What to produce> Provide the data again in its entirety, exactly as given.

Dataset extract>
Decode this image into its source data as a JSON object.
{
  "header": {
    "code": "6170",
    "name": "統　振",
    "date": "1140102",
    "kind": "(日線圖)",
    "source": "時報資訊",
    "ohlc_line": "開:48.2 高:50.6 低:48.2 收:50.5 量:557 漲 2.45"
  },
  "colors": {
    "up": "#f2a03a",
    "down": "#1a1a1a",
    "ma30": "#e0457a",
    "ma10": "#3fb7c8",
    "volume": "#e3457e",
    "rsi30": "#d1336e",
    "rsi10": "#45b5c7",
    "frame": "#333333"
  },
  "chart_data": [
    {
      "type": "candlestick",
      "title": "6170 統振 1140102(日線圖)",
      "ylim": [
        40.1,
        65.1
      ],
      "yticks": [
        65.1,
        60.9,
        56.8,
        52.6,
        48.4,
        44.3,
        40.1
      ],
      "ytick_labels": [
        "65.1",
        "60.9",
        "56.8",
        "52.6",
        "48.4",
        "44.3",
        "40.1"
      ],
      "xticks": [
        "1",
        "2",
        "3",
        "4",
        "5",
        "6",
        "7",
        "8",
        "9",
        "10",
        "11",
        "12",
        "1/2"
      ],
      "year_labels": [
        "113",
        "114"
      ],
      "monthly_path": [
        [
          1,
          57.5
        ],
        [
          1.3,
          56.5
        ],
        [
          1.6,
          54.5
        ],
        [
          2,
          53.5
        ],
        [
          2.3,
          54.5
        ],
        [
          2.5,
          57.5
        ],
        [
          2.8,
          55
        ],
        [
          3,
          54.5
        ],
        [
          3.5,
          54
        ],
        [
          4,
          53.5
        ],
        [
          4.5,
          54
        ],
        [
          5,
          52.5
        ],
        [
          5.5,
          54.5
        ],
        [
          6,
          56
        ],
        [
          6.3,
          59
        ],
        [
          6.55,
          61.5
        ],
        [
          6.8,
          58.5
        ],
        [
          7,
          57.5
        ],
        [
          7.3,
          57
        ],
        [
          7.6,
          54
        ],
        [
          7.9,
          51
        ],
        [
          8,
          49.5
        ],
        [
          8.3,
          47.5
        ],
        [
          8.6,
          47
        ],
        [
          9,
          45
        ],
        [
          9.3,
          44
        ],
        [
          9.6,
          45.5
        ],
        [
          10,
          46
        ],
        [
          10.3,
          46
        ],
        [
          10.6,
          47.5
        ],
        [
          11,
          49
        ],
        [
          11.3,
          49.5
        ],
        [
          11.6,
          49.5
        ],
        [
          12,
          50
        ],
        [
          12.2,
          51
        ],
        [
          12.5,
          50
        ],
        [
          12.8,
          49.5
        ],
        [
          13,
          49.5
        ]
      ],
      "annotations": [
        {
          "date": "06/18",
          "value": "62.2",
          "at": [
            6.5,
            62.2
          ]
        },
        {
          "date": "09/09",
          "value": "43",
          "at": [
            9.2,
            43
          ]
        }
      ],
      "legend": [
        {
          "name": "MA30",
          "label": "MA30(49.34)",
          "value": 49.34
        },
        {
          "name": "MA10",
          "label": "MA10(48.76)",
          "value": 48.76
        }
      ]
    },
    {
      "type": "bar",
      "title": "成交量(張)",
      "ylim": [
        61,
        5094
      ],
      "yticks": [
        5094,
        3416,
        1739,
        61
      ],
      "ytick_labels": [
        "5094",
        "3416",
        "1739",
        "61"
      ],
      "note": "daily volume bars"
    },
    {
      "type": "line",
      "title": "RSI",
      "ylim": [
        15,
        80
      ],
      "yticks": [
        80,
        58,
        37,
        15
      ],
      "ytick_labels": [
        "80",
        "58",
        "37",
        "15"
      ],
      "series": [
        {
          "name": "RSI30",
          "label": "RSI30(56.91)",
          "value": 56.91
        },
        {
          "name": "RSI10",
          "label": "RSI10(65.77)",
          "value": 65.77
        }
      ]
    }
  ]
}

Output below>
Decode this image into its source data as a JSON object.
{
  "header": {
    "code": "6170",
    "name": "統　振",
    "date": "1140102",
    "kind": "(日線圖)",
    "source": "時報資訊",
    "ohlc_line": "開:48.2 高:50.6 低:48.2 收:50.5 量:557 漲 2.45"
  },
  "colors": {
    "up": "#f2a03a",
    "down": "#1a1a1a",
    "ma30": "#e0457a",
    "ma10": "#3fb7c8",
    "volume": "#e3457e",
    "rsi30": "#d1336e",
    "rsi10": "#45b5c7",
    "frame": "#333333"
  },
  "chart_data": [
    {
      "type": "candlestick",
      "title": "6170 統振 1140102(日線圖)",
      "ylim": [
        40.1,
        65.1
      ],
      "yticks": [
        65.1,
        60.9,
        56.8,
        52.6,
        48.4,
        44.3,
        40.1
      ],
      "ytick_labels": [
        "65.1",
        "60.9",
        "56.8",
        "52.6",
        "48.4",
        "44.3",
        "40.1"
      ],
      "xticks": [
        "1",
        "2",
        "3",
        "4",
        "5",
        "6",
        "7",
        "8",
        "9",
        "10",
        "11",
        "12",
        "1/2"
      ],
      "year_labels": [
        "113",
        "114"
      ],
      "monthly_path": [
        [
          1,
          57.5
        ],
        [
          1.3,
          56.5
        ],
        [
          1.6,
          54.5
        ],
        [
          2,
          53.5
        ],
        [
          2.3,
          54.5
        ],
        [
          2.5,
          57.5
        ],
        [
          2.8,
          55
        ],
        [
          3,
          54.5
        ],
        [
          3.5,
          54
        ],
        [
          4,
          53.5
        ],
        [
          4.5,
          54
        ],
        [
          5,
          52.5
        ],
        [
          5.5,
          54.5
        ],
        [
          6,
          56
        ],
        [
          6.3,
          59
        ],
        [
          6.55,
          61.5
        ],
        [
          6.8,
          58.5
        ],
        [
          7,
          57.5
        ],
        [
          7.3,
          57
        ],
        [
          7.6,
          54
        ],
        [
          7.9,
          51
        ],
        [
          8,
          49.5
        ],
        [
          8.3,
          47.5
        ],
        [
          8.6,
          47
        ],
        [
          9,
          45
        ],
        [
          9.3,
          44
        ],
        [
          9.6,
          45.5
        ],
        [
          10,
          46
        ],
        [
          10.3,
          46
        ],
        [
          10.6,
          47.5
        ],
        [
          11,
          49
        ],
        [
          11.3,
          49.5
        ],
        [
          11.6,
          49.5
        ],
        [
          12,
          50
        ],
        [
          12.2,
          51
        ],
        [
          12.5,
          50
        ],
        [
          12.8,
          49.5
        ],
        [
          13,
          49.5
        ]
      ],
      "annotations": [
        {
          "date": "06/18",
          "value": "62.2",
          "at": [
            6.5,
            62.2
          ]
        },
        {
          "date": "09/09",
          "value": "43",
          "at": [
            9.2,
            43
          ]
        }
      ],
      "legend": [
        {
          "name": "MA30",
          "label": "MA30(49.34)",
          "value": 49.34
        },
        {
          "name": "MA10",
          "label": "MA10(48.76)",
          "value": 48.76
        }
      ]
    },
    {
      "type": "bar",
      "title": "成交量(張)",
      "ylim": [
        61,
        5094
      ],
      "yticks": [
        5094,
        3416,
        1739,
        61
      ],
      "ytick_labels": [
        "5094",
        "3416",
        "1739",
        "61"
      ],
      "note": "daily volume bars"
    },
    {
      "type": "line",
      "title": "RSI",
      "ylim": [
        15,
        80
      ],
      "yticks": [
        80,
        58,
        37,
        15
      ],
      "ytick_labels": [
        "80",
        "58",
        "37",
        "15"
      ],
      "series": [
        {
          "name": "RSI30",
          "label": "RSI30(56.91)",
          "value": 56.91
        },
        {
          "name": "RSI10",
          "label": "RSI10(65.77)",
          "value": 65.77
        }
      ]
    }
  ]
}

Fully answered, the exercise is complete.